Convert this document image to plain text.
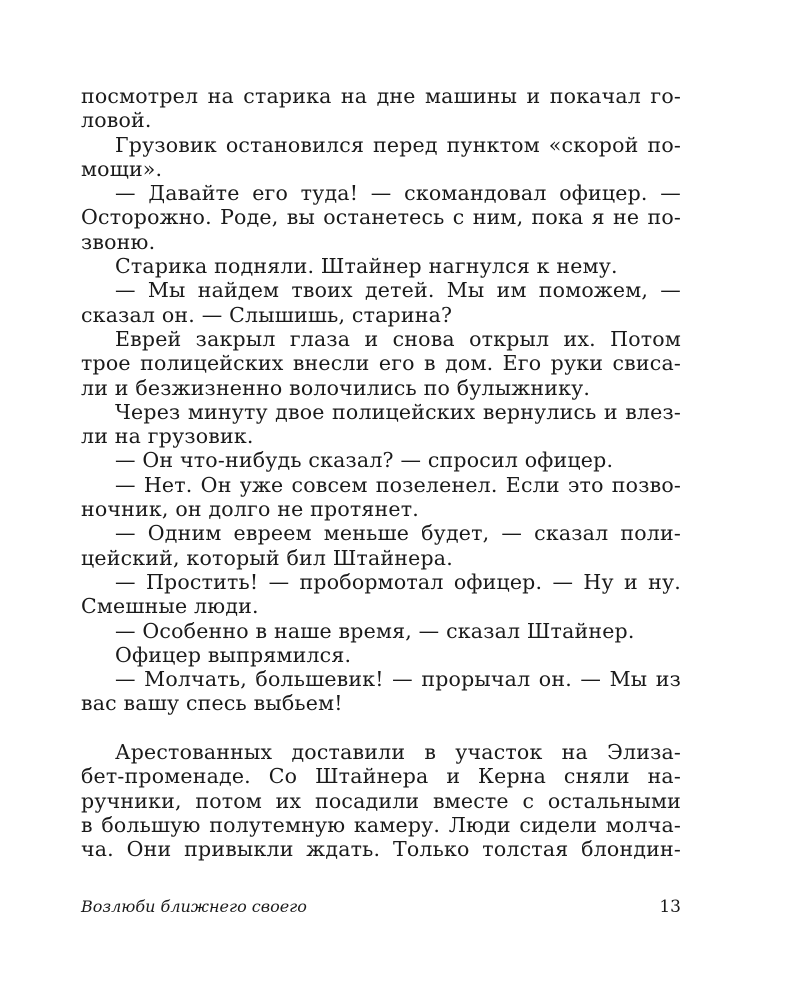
посмотрел на старика на дне машины и покачал го-
ловой.
Грузовик остановился перед пунктом «скорой по-
мощи».
— Давайте его туда! — скомандовал офицер. —
Осторожно. Роде, вы останетесь с ним, пока я не по-
звоню.
Старика подняли. Штайнер нагнулся к нему.
— Мы найдем твоих детей. Мы им поможем, —
сказал он. — Слышишь, старина?
Еврей закрыл глаза и снова открыл их. Потом
трое полицейских внесли его в дом. Его руки свиса-
ли и безжизненно волочились по булыжнику.
Через минуту двое полицейских вернулись и влез-
ли на грузовик.
— Он что-нибудь сказал? — спросил офицер.
— Нет. Он уже совсем позеленел. Если это позво-
ночник, он долго не протянет.
— Одним евреем меньше будет, — сказал поли-
цейский, который бил Штайнера.
— Простить! — пробормотал офицер. — Ну и ну.
Смешные люди.
— Особенно в наше время, — сказал Штайнер.
Офицер выпрямился.
— Молчать, большевик! — прорычал он. — Мы из
вас вашу спесь выбьем!
Арестованных доставили в участок на Элиза-
бет-променаде. Со Штайнера и Керна сняли на-
ручники, потом их посадили вместе с остальными
в большую полутемную камеру. Люди сидели молча-
ча. Они привыкли ждать. Только толстая блондин-
Возлюби ближнего своего	13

What to do:
Leave out the pictures and retype every line above exactly.

Solution for this task:
Convert this document image to plain text.
посмотрел на старика на дне машины и покачал го-
ловой.
Грузовик остановился перед пунктом «скорой по-
мощи».
— Давайте его туда! — скомандовал офицер. —
Осторожно. Роде, вы останетесь с ним, пока я не по-
звоню.
Старика подняли. Штайнер нагнулся к нему.
— Мы найдем твоих детей. Мы им поможем, —
сказал он. — Слышишь, старина?
Еврей закрыл глаза и снова открыл их. Потом
трое полицейских внесли его в дом. Его руки свиса-
ли и безжизненно волочились по булыжнику.
Через минуту двое полицейских вернулись и влез-
ли на грузовик.
— Он что-нибудь сказал? — спросил офицер.
— Нет. Он уже совсем позеленел. Если это позво-
ночник, он долго не протянет.
— Одним евреем меньше будет, — сказал поли-
цейский, который бил Штайнера.
— Простить! — пробормотал офицер. — Ну и ну.
Смешные люди.
— Особенно в наше время, — сказал Штайнер.
Офицер выпрямился.
— Молчать, большевик! — прорычал он. — Мы из
вас вашу спесь выбьем!
Арестованных доставили в участок на Элиза-
бет-променаде. Со Штайнера и Керна сняли на-
ручники, потом их посадили вместе с остальными
в большую полутемную камеру. Люди сидели молча-
ча. Они привыкли ждать. Только толстая блондин-
Возлюби ближнего своего	13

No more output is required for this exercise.